§ Task description:
Collect the lines of the entries where "DESEMPLEO" shows up.

§ Recorded data:
_____
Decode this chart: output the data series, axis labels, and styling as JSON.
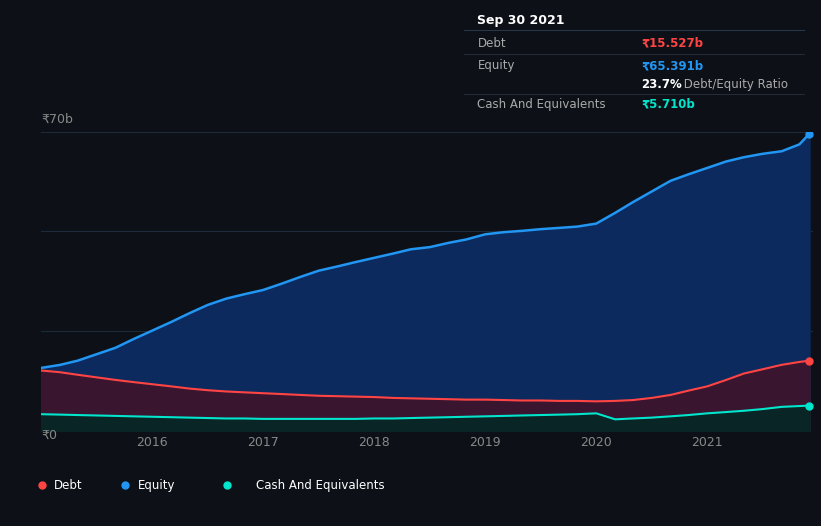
{
  "background_color": "#0d1117",
  "chart_bg": "#0d1117",
  "grid_color": "#1c2a3a",
  "y_label_top": "₹70b",
  "y_label_bottom": "₹0",
  "x_ticks": [
    "2016",
    "2017",
    "2018",
    "2019",
    "2020",
    "2021"
  ],
  "legend": [
    {
      "label": "Debt",
      "color": "#ff4444"
    },
    {
      "label": "Equity",
      "color": "#2196f3"
    },
    {
      "label": "Cash And Equivalents",
      "color": "#00e5cc"
    }
  ],
  "years": [
    2015.0,
    2015.17,
    2015.33,
    2015.5,
    2015.67,
    2015.83,
    2016.0,
    2016.17,
    2016.33,
    2016.5,
    2016.67,
    2016.83,
    2017.0,
    2017.17,
    2017.33,
    2017.5,
    2017.67,
    2017.83,
    2018.0,
    2018.17,
    2018.33,
    2018.5,
    2018.67,
    2018.83,
    2019.0,
    2019.17,
    2019.33,
    2019.5,
    2019.67,
    2019.83,
    2020.0,
    2020.17,
    2020.33,
    2020.5,
    2020.67,
    2020.83,
    2021.0,
    2021.17,
    2021.33,
    2021.5,
    2021.67,
    2021.83,
    2021.92
  ],
  "equity": [
    14.8,
    15.5,
    16.5,
    18.0,
    19.5,
    21.5,
    23.5,
    25.5,
    27.5,
    29.5,
    31.0,
    32.0,
    33.0,
    34.5,
    36.0,
    37.5,
    38.5,
    39.5,
    40.5,
    41.5,
    42.5,
    43.0,
    44.0,
    44.8,
    46.0,
    46.5,
    46.8,
    47.2,
    47.5,
    47.8,
    48.5,
    51.0,
    53.5,
    56.0,
    58.5,
    60.0,
    61.5,
    63.0,
    64.0,
    64.8,
    65.39,
    67.0,
    69.5
  ],
  "debt": [
    14.2,
    13.8,
    13.2,
    12.6,
    12.0,
    11.5,
    11.0,
    10.5,
    10.0,
    9.6,
    9.3,
    9.1,
    8.9,
    8.7,
    8.5,
    8.3,
    8.2,
    8.1,
    8.0,
    7.8,
    7.7,
    7.6,
    7.5,
    7.4,
    7.4,
    7.3,
    7.2,
    7.2,
    7.1,
    7.1,
    7.0,
    7.1,
    7.3,
    7.8,
    8.5,
    9.5,
    10.5,
    12.0,
    13.5,
    14.5,
    15.527,
    16.2,
    16.5
  ],
  "cash": [
    4.0,
    3.9,
    3.8,
    3.7,
    3.6,
    3.5,
    3.4,
    3.3,
    3.2,
    3.1,
    3.0,
    3.0,
    2.9,
    2.9,
    2.9,
    2.9,
    2.9,
    2.9,
    3.0,
    3.0,
    3.1,
    3.2,
    3.3,
    3.4,
    3.5,
    3.6,
    3.7,
    3.8,
    3.9,
    4.0,
    4.2,
    2.8,
    3.0,
    3.2,
    3.5,
    3.8,
    4.2,
    4.5,
    4.8,
    5.2,
    5.71,
    5.9,
    6.0
  ],
  "ylim": [
    0,
    70
  ],
  "xlim": [
    2015.0,
    2021.95
  ],
  "debt_color": "#ff4444",
  "equity_color": "#2196f3",
  "cash_color": "#00e5cc",
  "equity_fill": "#0d2a5e",
  "debt_fill": "#3a1530",
  "cash_fill": "#0a2525",
  "tooltip": {
    "date": "Sep 30 2021",
    "debt_label": "Debt",
    "debt_value": "₹15.527b",
    "equity_label": "Equity",
    "equity_value": "₹65.391b",
    "ratio_pct": "23.7%",
    "ratio_label": " Debt/Equity Ratio",
    "cash_label": "Cash And Equivalents",
    "cash_value": "₹5.710b"
  },
  "tooltip_bg": "#080e14",
  "tooltip_border": "#2a3a4a"
}
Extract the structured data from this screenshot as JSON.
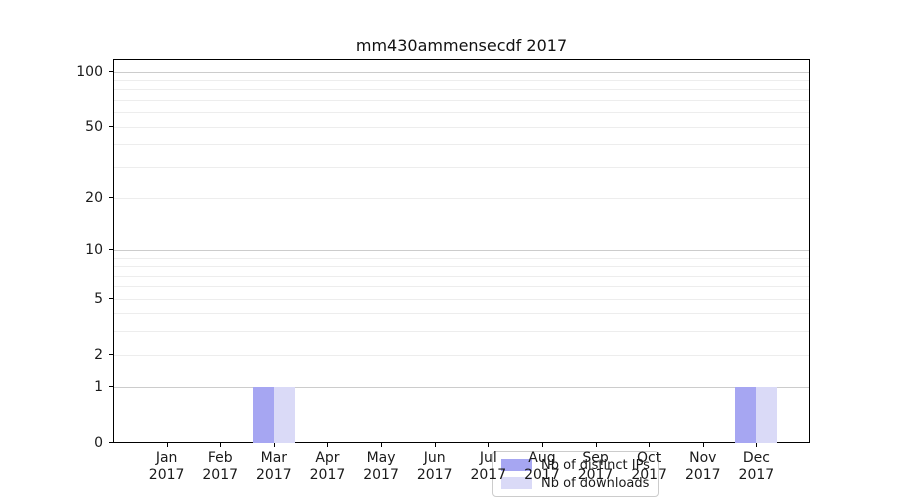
{
  "chart_data": {
    "type": "bar",
    "title": "mm430ammensecdf 2017",
    "categories": [
      "Jan",
      "Feb",
      "Mar",
      "Apr",
      "May",
      "Jun",
      "Jul",
      "Aug",
      "Sep",
      "Oct",
      "Nov",
      "Dec"
    ],
    "category_year_label": "2017",
    "series": [
      {
        "name": "Nb of distinct IPs",
        "color": "#a6a6f2",
        "values": [
          0,
          0,
          1,
          0,
          0,
          0,
          0,
          0,
          0,
          0,
          0,
          1
        ]
      },
      {
        "name": "Nb of downloads",
        "color": "#dadaf7",
        "values": [
          0,
          0,
          1,
          0,
          0,
          0,
          0,
          0,
          0,
          0,
          0,
          1
        ]
      }
    ],
    "yscale": "log1p",
    "ylim": [
      0,
      117
    ],
    "yticks": [
      0,
      1,
      2,
      5,
      10,
      20,
      50,
      100
    ],
    "ygrid_major": [
      1,
      10,
      100
    ],
    "ygrid_minor": [
      2,
      3,
      4,
      5,
      6,
      7,
      8,
      9,
      20,
      30,
      40,
      50,
      60,
      70,
      80,
      90
    ],
    "grid": "horizontal",
    "legend_position": "lower center",
    "colors": {
      "axis": "#000000",
      "grid_major": "#cccccc",
      "grid_minor": "#ededed",
      "text": "#1a1a1a"
    }
  }
}
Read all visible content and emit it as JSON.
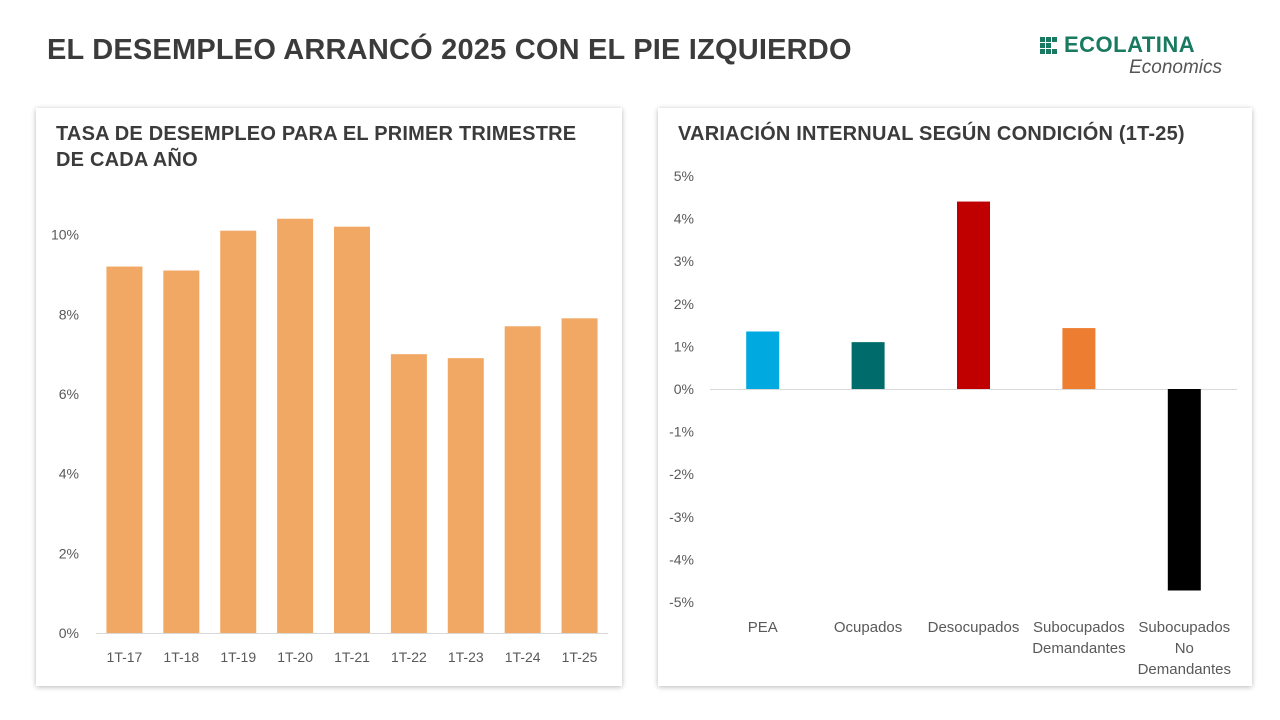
{
  "header": {
    "title": "EL DESEMPLEO ARRANCÓ 2025 CON EL PIE IZQUIERDO"
  },
  "logo": {
    "name": "ECOLATINA",
    "sub": "Economics",
    "color": "#1a7a61"
  },
  "chart_data": [
    {
      "type": "bar",
      "title": "TASA DE DESEMPLEO PARA EL PRIMER TRIMESTRE DE CADA AÑO",
      "categories": [
        "1T-17",
        "1T-18",
        "1T-19",
        "1T-20",
        "1T-21",
        "1T-22",
        "1T-23",
        "1T-24",
        "1T-25"
      ],
      "values": [
        9.2,
        9.1,
        10.1,
        10.4,
        10.2,
        7.0,
        6.9,
        7.7,
        7.9
      ],
      "ylim": [
        0,
        12
      ],
      "yticks": [
        0,
        2,
        4,
        6,
        8,
        10
      ],
      "ytick_labels": [
        "0%",
        "2%",
        "4%",
        "6%",
        "8%",
        "10%"
      ],
      "unit": "%",
      "grid": false,
      "color": "#f0a864"
    },
    {
      "type": "bar",
      "title": "VARIACIÓN INTERNUAL SEGÚN CONDICIÓN (1T-25)",
      "categories": [
        "PEA",
        "Ocupados",
        "Desocupados",
        "Subocupados Demandantes",
        "Subocupados No Demandantes"
      ],
      "category_lines": [
        [
          "PEA"
        ],
        [
          "Ocupados"
        ],
        [
          "Desocupados"
        ],
        [
          "Subocupados",
          "Demandantes"
        ],
        [
          "Subocupados",
          "No",
          "Demandantes"
        ]
      ],
      "values": [
        1.35,
        1.1,
        4.4,
        1.43,
        -4.73
      ],
      "colors": [
        "#00a9e0",
        "#006b6b",
        "#c00000",
        "#ed7d31",
        "#000000"
      ],
      "ylim": [
        -5,
        5
      ],
      "yticks": [
        5,
        4,
        3,
        2,
        1,
        0,
        -1,
        -2,
        -3,
        -4,
        -5
      ],
      "ytick_labels": [
        "5%",
        "4%",
        "3%",
        "2%",
        "1%",
        "0%",
        "-1%",
        "-2%",
        "-3%",
        "-4%",
        "-5%"
      ],
      "unit": "%",
      "grid": false
    }
  ]
}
_____
§ Full response:
    "title": "EL DESEMPLEO ARRANCÓ 2025 CON EL PIE IZQUIERDO"
      "title": "TASA DE DESEMPLEO PARA EL PRIMER TRIMESTRE DE CADA AÑO",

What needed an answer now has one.